_Exercise aim_.
The data must be written out once more, precisely as given.

[START Extracted data]

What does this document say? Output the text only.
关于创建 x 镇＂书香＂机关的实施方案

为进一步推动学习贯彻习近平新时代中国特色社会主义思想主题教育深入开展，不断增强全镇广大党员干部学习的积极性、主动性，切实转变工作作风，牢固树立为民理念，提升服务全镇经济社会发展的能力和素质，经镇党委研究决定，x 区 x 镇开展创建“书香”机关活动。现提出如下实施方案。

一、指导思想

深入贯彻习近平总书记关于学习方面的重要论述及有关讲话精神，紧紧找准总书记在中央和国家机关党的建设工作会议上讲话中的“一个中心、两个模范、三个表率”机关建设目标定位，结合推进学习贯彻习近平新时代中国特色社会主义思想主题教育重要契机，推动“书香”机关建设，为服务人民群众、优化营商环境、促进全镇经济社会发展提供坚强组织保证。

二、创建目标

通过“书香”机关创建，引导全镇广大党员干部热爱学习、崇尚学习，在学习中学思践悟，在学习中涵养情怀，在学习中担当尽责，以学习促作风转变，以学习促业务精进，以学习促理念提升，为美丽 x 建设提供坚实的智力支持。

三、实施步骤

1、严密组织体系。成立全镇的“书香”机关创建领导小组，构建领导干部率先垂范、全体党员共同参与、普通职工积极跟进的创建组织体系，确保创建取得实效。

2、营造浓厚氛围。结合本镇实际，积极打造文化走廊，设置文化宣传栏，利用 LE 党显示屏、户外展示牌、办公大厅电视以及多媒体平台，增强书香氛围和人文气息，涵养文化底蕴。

[END Extracted data]

_Written reply_.
What does this document say? Output the text only.
关于创建 x 镇＂书香＂机关的实施方案

为进一步推动学习贯彻习近平新时代中国特色社会主义思想主题教育深入开展，不断增强全镇广大党员干部学习的积极性、主动性，切实转变工作作风，牢固树立为民理念，提升服务全镇经济社会发展的能力和素质，经镇党委研究决定，x 区 x 镇开展创建“书香”机关活动。现提出如下实施方案。

一、指导思想

深入贯彻习近平总书记关于学习方面的重要论述及有关讲话精神，紧紧找准总书记在中央和国家机关党的建设工作会议上讲话中的“一个中心、两个模范、三个表率”机关建设目标定位，结合推进学习贯彻习近平新时代中国特色社会主义思想主题教育重要契机，推动“书香”机关建设，为服务人民群众、优化营商环境、促进全镇经济社会发展提供坚强组织保证。

二、创建目标

通过“书香”机关创建，引导全镇广大党员干部热爱学习、崇尚学习，在学习中学思践悟，在学习中涵养情怀，在学习中担当尽责，以学习促作风转变，以学习促业务精进，以学习促理念提升，为美丽 x 建设提供坚实的智力支持。

三、实施步骤

1、严密组织体系。成立全镇的“书香”机关创建领导小组，构建领导干部率先垂范、全体党员共同参与、普通职工积极跟进的创建组织体系，确保创建取得实效。

2、营造浓厚氛围。结合本镇实际，积极打造文化走廊，设置文化宣传栏，利用 LE 党显示屏、户外展示牌、办公大厅电视以及多媒体平台，增强书香氛围和人文气息，涵养文化底蕴。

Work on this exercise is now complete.